RAW DATA:
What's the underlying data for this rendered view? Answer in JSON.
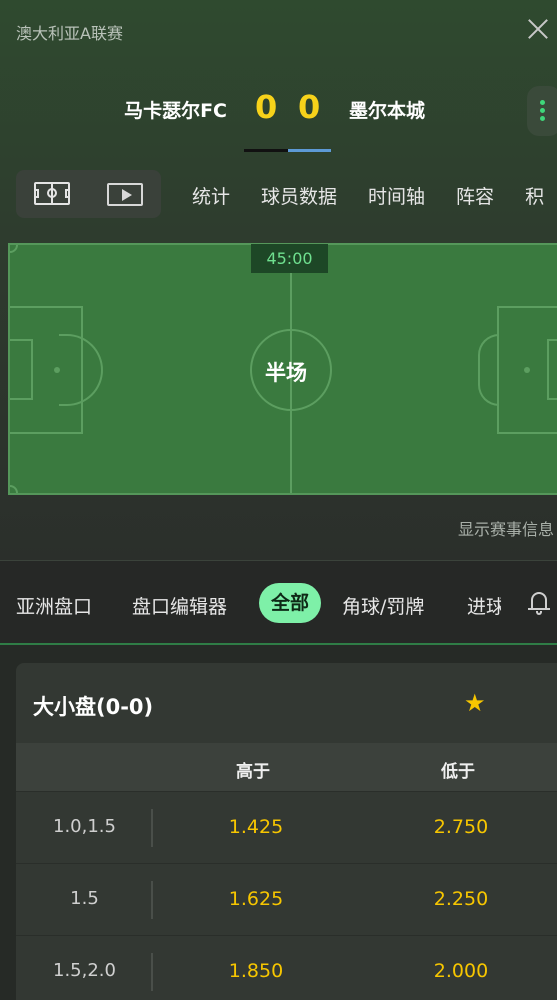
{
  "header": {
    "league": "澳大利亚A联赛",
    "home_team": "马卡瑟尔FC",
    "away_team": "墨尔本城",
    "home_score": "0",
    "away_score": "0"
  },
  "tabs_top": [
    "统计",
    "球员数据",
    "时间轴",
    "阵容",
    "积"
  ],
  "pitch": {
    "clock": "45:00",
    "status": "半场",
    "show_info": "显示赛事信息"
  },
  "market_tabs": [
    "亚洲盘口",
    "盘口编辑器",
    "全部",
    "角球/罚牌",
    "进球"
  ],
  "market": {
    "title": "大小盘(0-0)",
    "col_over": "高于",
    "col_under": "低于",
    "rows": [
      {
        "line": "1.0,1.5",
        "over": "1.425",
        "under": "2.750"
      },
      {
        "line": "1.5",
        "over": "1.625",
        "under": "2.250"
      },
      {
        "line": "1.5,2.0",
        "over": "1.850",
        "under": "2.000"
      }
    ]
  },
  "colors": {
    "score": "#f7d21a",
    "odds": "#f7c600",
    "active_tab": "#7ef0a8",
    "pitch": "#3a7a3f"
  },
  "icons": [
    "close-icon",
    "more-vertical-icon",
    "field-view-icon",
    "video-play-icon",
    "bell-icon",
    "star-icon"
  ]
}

DIRECTION: Leave the pictures out and reproduce each record exactly as written.

RIGHT ANSWER:
What's the underlying data for this rendered view? Answer in JSON.
{
  "header": {
    "league": "澳大利亚A联赛",
    "home_team": "马卡瑟尔FC",
    "away_team": "墨尔本城",
    "home_score": "0",
    "away_score": "0"
  },
  "tabs_top": [
    "统计",
    "球员数据",
    "时间轴",
    "阵容",
    "积"
  ],
  "pitch": {
    "clock": "45:00",
    "status": "半场",
    "show_info": "显示赛事信息"
  },
  "market_tabs": [
    "亚洲盘口",
    "盘口编辑器",
    "全部",
    "角球/罚牌",
    "进球"
  ],
  "market": {
    "title": "大小盘(0-0)",
    "col_over": "高于",
    "col_under": "低于",
    "rows": [
      {
        "line": "1.0,1.5",
        "over": "1.425",
        "under": "2.750"
      },
      {
        "line": "1.5",
        "over": "1.625",
        "under": "2.250"
      },
      {
        "line": "1.5,2.0",
        "over": "1.850",
        "under": "2.000"
      }
    ]
  },
  "colors": {
    "score": "#f7d21a",
    "odds": "#f7c600",
    "active_tab": "#7ef0a8",
    "pitch": "#3a7a3f"
  },
  "icons": [
    "close-icon",
    "more-vertical-icon",
    "field-view-icon",
    "video-play-icon",
    "bell-icon",
    "star-icon"
  ]
}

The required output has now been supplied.